### 练习目的
从多项式乘法与加法这道题中逐字摘录一段:从含有“7-2 一元多项式的乘法与加法运算 (20分)”的地方开始,到“空格。零多项式应输出0 0。”为止。
++++ 文档节选
7-2 一元多项式的乘法与加法运算 (20分)
设计函数分别求两个一元多项式的乘积与和。
输入格式:
输入分2行,每行分别先给出多项式非零项的个数,再以指数递降方式输入一个多项式非零项系数和指数(绝对值均为不超过1000的整数)。数字间以空格分隔。
输出格式:
输出分2行,分别以指数递降方式输出乘积多项式以及和多项式非零项的系数和指数。数字间以空格分隔,但结尾不能有多余空格。零多项式应输出0 0。
输入样例:
4 3 4 -5 2 6 1 -2 0
3 5 20 -7 4 3 1
输出样例:
15 24 -25 22 30 21 -10 20 -21 8 35 6 -33 5 14 4 -15 3 18 2 -6 1
5 20 -4 4 -5 2 9 1 -2 0#include<stdio.h>
#include<stdlib.h>
// 多项式相乘 相加
// 数据结构设计
typedef struct PolyNode *Polynomial;
struct PolyNode
{
int coef;
int expon;
Polynomial link;
};
Polynomial ReadPoly();
void Attach(int c, int e, Polynomial* pRear);
Polynomial Add(Polynomial P1, Polynomial P2);
Polynomial Mult(Polynomial P1, Polynomial P2);
void PrintPoly(Polynomial P);
int Compare(int a, int b);
// 程序框架搭建
int main()
++++++++
++++ 给定数据
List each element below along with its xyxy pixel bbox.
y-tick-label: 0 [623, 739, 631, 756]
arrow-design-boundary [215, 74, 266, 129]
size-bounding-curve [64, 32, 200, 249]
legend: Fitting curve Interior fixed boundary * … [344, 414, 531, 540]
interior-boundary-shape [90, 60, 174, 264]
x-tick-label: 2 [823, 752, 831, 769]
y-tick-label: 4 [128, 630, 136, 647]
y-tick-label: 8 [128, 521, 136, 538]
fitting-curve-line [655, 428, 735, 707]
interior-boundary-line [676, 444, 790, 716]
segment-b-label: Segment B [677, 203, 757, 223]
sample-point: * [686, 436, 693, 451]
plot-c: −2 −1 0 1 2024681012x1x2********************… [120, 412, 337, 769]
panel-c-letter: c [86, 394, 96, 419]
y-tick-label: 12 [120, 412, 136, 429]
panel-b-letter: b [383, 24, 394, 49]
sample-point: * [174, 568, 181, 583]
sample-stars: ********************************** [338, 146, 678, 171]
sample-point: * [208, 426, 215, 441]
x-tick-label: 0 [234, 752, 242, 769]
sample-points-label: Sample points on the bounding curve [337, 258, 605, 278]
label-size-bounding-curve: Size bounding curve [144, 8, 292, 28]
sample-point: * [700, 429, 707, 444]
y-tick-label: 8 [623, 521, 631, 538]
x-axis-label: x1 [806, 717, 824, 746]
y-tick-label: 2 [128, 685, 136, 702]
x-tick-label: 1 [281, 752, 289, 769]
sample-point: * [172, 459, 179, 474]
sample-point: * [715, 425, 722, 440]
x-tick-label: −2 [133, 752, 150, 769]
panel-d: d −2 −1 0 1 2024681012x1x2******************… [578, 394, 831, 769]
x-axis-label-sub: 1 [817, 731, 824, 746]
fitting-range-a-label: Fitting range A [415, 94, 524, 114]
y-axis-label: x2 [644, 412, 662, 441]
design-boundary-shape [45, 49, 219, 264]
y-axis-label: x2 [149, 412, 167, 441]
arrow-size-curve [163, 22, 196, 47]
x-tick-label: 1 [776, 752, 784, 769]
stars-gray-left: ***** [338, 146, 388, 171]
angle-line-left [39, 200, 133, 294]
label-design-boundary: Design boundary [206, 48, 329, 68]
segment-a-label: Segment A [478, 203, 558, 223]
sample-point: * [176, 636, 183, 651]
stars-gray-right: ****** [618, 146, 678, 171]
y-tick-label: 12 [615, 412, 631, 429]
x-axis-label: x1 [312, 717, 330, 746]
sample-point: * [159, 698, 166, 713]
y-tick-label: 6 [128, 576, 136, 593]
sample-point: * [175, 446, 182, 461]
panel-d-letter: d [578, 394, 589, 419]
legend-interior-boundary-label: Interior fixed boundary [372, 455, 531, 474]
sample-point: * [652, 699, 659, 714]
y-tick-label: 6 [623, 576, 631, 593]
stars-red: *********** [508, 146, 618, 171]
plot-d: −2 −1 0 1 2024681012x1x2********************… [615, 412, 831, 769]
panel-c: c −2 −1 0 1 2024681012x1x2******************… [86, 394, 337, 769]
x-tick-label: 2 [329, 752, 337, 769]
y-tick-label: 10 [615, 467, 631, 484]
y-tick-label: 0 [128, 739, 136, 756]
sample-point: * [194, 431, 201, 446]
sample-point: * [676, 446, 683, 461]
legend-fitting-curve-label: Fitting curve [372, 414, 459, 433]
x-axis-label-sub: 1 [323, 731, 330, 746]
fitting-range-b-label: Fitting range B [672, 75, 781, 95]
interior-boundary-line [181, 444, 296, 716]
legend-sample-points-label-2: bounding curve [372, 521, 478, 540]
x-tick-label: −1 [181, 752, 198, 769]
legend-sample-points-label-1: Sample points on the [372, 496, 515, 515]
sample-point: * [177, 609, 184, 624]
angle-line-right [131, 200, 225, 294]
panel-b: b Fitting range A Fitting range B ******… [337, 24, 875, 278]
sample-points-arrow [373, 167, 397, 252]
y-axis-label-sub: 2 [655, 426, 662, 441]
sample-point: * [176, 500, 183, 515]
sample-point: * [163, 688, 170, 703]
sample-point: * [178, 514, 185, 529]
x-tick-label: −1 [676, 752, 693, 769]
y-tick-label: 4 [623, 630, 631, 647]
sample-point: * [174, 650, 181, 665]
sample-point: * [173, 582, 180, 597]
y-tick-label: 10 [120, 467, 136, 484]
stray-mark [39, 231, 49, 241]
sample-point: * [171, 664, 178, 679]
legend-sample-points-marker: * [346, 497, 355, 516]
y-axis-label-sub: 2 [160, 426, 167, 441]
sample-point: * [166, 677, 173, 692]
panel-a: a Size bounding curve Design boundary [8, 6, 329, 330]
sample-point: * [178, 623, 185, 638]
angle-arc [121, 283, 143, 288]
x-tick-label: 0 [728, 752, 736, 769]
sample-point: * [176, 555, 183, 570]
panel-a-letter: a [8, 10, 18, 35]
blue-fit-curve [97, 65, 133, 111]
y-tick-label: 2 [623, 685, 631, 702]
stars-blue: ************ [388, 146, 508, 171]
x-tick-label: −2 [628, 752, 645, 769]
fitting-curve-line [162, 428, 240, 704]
++++++++
### 参考答案
7-2 一元多项式的乘法与加法运算 (20分)
设计函数分别求两个一元多项式的乘积与和。
输入格式:
输入分2行,每行分别先给出多项式非零项的个数,再以指数递降方式输入一个多项式非零项系数和指数(绝对值均为不超过1000的整数)。数字间以空格分隔。
输出格式:
输出分2行,分别以指数递降方式输出乘积多项式以及和多项式非零项的系数和指数。数字间以空格分隔,但结尾不能有多余空格。零多项式应输出0 0。